- **PASSAGE SHOWN**
####################

Figure 1(a) shows the performance of the NAS Parallel Benchmark IS on Blue Gene, running both 
under Linux and CNK. We observe a large performance gap (~2x) between Linux and CNK. The 
lower Linux performance can be explained by the large number of TLB misses that happens with 
Linux, as shown in Figure 1(b). That figure shows number of TLB misses per node, for different 
numbers of compute nodes, when operating with a standard Linux page size of 4 KiB. In comparison, 
CNK configures the TLB of the compute nodes so that there are no TLB misses during execution. 
  
3 
 
 
 
(a) (b) 
Figure 1: Performance of NAS Parallel Benchmark under Linux and CNK (a). The 
lower performance under Linux can be explained by the large number of TLB 
misses (b) under Linux. (There are no TLB misses under CNK.) 
 
2.2 Linux Modifications For HPC Scaling 
Since the excessive number of TLB misses is a major source of performance degradation under Linux, 
we started investigating how to avoid or reduce those misses. The first solution we investigated is the 
use of the “Huge TLB file system” feature of Linux. This is an in-memory file system that uses 16 
MiB pinned pages to map virtual to physical memory. Files in the “Huge TLB file system” can be 
memory mapped into the address space of a process. When a process accesses memory in that region, 
the translation goes through the pinned 16 MiB entries in the TLB, and therefore there are no TLB 
misses for that region of memory.

####################

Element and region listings
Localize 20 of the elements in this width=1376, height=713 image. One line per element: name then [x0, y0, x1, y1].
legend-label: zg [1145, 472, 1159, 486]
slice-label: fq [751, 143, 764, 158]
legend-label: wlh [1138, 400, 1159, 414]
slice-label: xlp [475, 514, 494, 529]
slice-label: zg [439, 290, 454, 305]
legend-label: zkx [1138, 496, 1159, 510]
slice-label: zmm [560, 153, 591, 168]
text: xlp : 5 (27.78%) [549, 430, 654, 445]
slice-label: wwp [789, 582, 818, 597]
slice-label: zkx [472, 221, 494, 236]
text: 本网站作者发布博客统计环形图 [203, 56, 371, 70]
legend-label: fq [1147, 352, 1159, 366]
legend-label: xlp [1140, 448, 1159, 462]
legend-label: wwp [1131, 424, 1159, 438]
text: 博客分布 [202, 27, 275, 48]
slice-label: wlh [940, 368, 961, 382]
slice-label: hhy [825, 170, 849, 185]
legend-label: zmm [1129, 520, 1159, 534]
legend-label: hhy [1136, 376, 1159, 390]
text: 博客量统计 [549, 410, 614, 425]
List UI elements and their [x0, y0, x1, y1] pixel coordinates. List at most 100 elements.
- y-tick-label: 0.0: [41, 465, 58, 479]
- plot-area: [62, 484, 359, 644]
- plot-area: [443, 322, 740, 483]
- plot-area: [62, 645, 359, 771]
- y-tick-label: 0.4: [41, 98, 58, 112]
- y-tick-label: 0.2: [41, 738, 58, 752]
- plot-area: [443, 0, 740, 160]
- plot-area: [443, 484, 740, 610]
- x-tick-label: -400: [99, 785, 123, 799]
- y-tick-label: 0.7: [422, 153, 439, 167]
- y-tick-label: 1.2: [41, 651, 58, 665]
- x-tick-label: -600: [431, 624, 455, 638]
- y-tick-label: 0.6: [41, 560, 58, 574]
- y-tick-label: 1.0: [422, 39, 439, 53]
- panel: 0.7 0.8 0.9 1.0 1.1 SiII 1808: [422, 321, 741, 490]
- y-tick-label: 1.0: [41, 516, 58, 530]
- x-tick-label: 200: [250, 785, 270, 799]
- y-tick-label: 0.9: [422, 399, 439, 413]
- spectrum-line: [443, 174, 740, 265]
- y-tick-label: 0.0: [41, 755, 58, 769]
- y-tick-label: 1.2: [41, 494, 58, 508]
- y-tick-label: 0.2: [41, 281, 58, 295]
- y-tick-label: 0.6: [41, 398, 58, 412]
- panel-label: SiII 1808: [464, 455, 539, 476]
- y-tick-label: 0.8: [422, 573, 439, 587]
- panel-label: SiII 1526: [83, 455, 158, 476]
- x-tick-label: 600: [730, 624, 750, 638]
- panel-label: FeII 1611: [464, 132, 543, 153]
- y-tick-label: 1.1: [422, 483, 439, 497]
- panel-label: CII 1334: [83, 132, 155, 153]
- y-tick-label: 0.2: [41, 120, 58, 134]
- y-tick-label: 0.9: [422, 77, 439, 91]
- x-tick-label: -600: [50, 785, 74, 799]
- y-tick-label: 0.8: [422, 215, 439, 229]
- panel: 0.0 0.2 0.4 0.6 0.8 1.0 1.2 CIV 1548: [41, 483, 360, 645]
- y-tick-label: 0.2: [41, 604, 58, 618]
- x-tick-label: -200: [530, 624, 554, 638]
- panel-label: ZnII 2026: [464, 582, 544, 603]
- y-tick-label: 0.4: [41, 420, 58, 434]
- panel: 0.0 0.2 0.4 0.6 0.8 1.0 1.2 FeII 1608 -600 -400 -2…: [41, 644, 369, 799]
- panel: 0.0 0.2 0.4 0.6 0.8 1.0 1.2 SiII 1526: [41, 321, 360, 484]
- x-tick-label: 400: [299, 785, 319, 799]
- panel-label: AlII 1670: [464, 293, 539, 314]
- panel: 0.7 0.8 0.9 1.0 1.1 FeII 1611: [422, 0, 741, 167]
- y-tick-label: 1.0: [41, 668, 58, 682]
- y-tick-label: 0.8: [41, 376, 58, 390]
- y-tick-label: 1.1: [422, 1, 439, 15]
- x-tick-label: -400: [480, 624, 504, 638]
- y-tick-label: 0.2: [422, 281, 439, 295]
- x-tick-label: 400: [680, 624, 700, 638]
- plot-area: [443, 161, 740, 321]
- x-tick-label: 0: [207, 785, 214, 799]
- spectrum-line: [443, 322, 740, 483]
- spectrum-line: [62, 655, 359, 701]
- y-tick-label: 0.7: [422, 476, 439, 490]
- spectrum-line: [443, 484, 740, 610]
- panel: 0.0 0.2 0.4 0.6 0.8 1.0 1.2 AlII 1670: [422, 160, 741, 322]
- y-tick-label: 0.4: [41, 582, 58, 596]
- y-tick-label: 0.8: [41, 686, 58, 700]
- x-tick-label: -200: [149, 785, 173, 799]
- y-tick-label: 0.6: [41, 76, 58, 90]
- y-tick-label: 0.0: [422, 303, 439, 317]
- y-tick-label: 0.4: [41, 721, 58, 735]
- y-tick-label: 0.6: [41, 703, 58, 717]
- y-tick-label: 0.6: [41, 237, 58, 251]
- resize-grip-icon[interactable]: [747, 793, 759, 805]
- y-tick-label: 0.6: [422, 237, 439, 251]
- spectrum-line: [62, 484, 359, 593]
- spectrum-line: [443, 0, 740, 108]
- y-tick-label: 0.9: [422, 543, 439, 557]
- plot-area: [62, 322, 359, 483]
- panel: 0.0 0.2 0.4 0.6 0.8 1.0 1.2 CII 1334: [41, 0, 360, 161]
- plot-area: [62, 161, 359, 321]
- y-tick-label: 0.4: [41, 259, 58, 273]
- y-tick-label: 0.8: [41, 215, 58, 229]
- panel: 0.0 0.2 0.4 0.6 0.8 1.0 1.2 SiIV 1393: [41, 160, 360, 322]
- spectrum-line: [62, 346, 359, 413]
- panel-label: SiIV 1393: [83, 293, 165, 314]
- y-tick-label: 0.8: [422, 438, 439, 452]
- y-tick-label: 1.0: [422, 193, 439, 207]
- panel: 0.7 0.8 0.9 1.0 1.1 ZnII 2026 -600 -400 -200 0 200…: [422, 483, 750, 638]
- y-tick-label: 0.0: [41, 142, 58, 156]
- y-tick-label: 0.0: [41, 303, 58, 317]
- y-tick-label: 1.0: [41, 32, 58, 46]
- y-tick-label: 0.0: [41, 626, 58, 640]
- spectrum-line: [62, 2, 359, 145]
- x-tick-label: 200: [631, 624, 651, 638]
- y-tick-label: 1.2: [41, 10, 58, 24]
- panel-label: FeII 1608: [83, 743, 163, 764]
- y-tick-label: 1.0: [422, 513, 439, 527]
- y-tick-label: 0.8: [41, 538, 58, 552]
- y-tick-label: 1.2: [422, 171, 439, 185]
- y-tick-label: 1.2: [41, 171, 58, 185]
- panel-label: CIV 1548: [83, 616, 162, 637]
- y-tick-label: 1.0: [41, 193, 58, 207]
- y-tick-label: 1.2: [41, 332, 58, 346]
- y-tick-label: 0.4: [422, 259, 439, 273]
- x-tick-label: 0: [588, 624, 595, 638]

####################

- **TO BE DONE**
a) Set down the part of the passage on Linux and CNK performance that runs between "Figure 1: Performance" and "region of memory.", inclusive.
b) In the passage on Linux and CNK performance, what size are the pinned pages that the "Huge TLB file system" uses to map virtual to physical memory?
c) Extend the passage on Linux and CNK performance from its last sentence onward.
These lines were drawn from a source separate from the passage.

- **SOLVED TASKS**
a)
Figure 1: Performance of NAS Parallel Benchmark under Linux and CNK (a). The 
lower performance under Linux can be explained by the large number of TLB 
misses (b) under Linux. (There are no TLB misses under CNK.) 
 
2.2 Linux Modifications For HPC Scaling 
Since the excessive number of TLB misses is a major source of performance degradation under Linux, 
we started investigating how to avoid or reduce those misses. The first solution we investigated is the 
use of the “Huge TLB file system” feature of Linux. This is an in-memory file system that uses 16 
MiB pinned pages to map virtual to physical memory. Files in the “Huge TLB file system” can be 
memory mapped into the address space of a process. When a process accesses memory in that region, 
the translation goes through the pinned 16 MiB entries in the TLB, and therefore there are no TLB 
misses for that region of memory.

b) 16 MiB

c)
In order to evaluate the impact of reducing the number of TLB misses we modified the IS benchmark 
so that most of the accesses were done against memory mapped through 16 MiB pages. The 
performance results are shown in Figure 2(a). We observe that performance under Linux (magenta 
line) is able to match performance under CNK. (We note that both data and heap segments had to be 
placed in a large page region to get the most benefit.) Figure 2(b) is a direct measurement of TLB 
misses and it shows the great reduction in the number of misses. 
 
  
(a) (b) 
Figure 2: Performance of NAS Parallel Benchmark under Linux with “Huge TLB 
file system”. The application was slightly modified to place both data and heap 
segments in a memory mapped file with 16 MiB TLB entries. We observe a 
drastic reduction in the number of TLB misses (b) and an improvement in 
performance under Linux (a), matching the performance under CNK.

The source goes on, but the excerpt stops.